WHAT NEEDS TO BE DONE: Reproduce all of the records exactly.

GIVEN RECORDS:

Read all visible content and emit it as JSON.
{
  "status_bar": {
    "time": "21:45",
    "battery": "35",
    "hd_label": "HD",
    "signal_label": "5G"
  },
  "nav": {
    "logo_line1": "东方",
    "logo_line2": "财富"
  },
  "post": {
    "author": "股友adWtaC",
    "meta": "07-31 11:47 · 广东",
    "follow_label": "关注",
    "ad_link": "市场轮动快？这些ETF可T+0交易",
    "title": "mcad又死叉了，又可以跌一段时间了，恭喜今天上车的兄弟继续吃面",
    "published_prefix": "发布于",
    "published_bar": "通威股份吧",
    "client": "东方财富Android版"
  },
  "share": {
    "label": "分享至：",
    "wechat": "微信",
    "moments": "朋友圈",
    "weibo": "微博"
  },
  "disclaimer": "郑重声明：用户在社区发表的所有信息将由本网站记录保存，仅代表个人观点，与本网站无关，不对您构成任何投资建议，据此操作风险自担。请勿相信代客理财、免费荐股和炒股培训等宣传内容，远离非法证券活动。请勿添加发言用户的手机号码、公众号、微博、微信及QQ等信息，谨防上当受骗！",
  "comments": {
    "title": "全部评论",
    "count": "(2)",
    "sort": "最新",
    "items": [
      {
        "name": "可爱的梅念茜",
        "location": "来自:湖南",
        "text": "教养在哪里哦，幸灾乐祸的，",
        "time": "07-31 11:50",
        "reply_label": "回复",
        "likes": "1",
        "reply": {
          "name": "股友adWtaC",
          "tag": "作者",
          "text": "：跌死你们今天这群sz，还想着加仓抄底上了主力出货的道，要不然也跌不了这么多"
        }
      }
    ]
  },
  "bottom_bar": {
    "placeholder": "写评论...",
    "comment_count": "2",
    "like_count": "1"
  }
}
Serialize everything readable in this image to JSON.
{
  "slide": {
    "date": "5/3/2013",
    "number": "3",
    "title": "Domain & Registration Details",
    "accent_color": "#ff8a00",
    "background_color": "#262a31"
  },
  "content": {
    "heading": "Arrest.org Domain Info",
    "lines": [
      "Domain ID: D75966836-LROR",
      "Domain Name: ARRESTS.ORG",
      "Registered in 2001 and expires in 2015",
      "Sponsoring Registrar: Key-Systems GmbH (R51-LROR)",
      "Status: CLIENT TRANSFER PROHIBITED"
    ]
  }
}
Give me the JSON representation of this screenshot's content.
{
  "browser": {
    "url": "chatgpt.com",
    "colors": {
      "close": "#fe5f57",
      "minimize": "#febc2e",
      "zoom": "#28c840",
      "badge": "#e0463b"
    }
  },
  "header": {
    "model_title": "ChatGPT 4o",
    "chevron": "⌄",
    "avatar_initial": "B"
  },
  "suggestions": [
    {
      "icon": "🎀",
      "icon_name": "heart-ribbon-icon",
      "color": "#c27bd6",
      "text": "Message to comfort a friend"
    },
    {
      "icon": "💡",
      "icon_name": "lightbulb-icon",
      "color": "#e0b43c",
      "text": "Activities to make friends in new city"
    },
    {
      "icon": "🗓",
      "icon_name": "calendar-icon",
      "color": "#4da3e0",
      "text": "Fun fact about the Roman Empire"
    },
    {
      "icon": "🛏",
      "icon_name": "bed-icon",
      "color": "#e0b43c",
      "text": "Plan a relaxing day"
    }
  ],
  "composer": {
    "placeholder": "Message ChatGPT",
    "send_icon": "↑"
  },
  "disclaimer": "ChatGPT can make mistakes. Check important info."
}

OUTPUT FOR THIS TASK:
Read all visible content and emit it as JSON.
{
  "status_bar": {
    "time": "21:45",
    "battery": "35",
    "hd_label": "HD",
    "signal_label": "5G"
  },
  "nav": {
    "logo_line1": "东方",
    "logo_line2": "财富"
  },
  "post": {
    "author": "股友adWtaC",
    "meta": "07-31 11:47 · 广东",
    "follow_label": "关注",
    "ad_link": "市场轮动快？这些ETF可T+0交易",
    "title": "mcad又死叉了，又可以跌一段时间了，恭喜今天上车的兄弟继续吃面",
    "published_prefix": "发布于",
    "published_bar": "通威股份吧",
    "client": "东方财富Android版"
  },
  "share": {
    "label": "分享至：",
    "wechat": "微信",
    "moments": "朋友圈",
    "weibo": "微博"
  },
  "disclaimer": "郑重声明：用户在社区发表的所有信息将由本网站记录保存，仅代表个人观点，与本网站无关，不对您构成任何投资建议，据此操作风险自担。请勿相信代客理财、免费荐股和炒股培训等宣传内容，远离非法证券活动。请勿添加发言用户的手机号码、公众号、微博、微信及QQ等信息，谨防上当受骗！",
  "comments": {
    "title": "全部评论",
    "count": "(2)",
    "sort": "最新",
    "items": [
      {
        "name": "可爱的梅念茜",
        "location": "来自:湖南",
        "text": "教养在哪里哦，幸灾乐祸的，",
        "time": "07-31 11:50",
        "reply_label": "回复",
        "likes": "1",
        "reply": {
          "name": "股友adWtaC",
          "tag": "作者",
          "text": "：跌死你们今天这群sz，还想着加仓抄底上了主力出货的道，要不然也跌不了这么多"
        }
      }
    ]
  },
  "bottom_bar": {
    "placeholder": "写评论...",
    "comment_count": "2",
    "like_count": "1"
  }
}
Serialize everything readable in this image to JSON.
{
  "slide": {
    "date": "5/3/2013",
    "number": "3",
    "title": "Domain & Registration Details",
    "accent_color": "#ff8a00",
    "background_color": "#262a31"
  },
  "content": {
    "heading": "Arrest.org Domain Info",
    "lines": [
      "Domain ID: D75966836-LROR",
      "Domain Name: ARRESTS.ORG",
      "Registered in 2001 and expires in 2015",
      "Sponsoring Registrar: Key-Systems GmbH (R51-LROR)",
      "Status: CLIENT TRANSFER PROHIBITED"
    ]
  }
}
Give me the JSON representation of this screenshot's content.
{
  "browser": {
    "url": "chatgpt.com",
    "colors": {
      "close": "#fe5f57",
      "minimize": "#febc2e",
      "zoom": "#28c840",
      "badge": "#e0463b"
    }
  },
  "header": {
    "model_title": "ChatGPT 4o",
    "chevron": "⌄",
    "avatar_initial": "B"
  },
  "suggestions": [
    {
      "icon": "🎀",
      "icon_name": "heart-ribbon-icon",
      "color": "#c27bd6",
      "text": "Message to comfort a friend"
    },
    {
      "icon": "💡",
      "icon_name": "lightbulb-icon",
      "color": "#e0b43c",
      "text": "Activities to make friends in new city"
    },
    {
      "icon": "🗓",
      "icon_name": "calendar-icon",
      "color": "#4da3e0",
      "text": "Fun fact about the Roman Empire"
    },
    {
      "icon": "🛏",
      "icon_name": "bed-icon",
      "color": "#e0b43c",
      "text": "Plan a relaxing day"
    }
  ],
  "composer": {
    "placeholder": "Message ChatGPT",
    "send_icon": "↑"
  },
  "disclaimer": "ChatGPT can make mistakes. Check important info."
}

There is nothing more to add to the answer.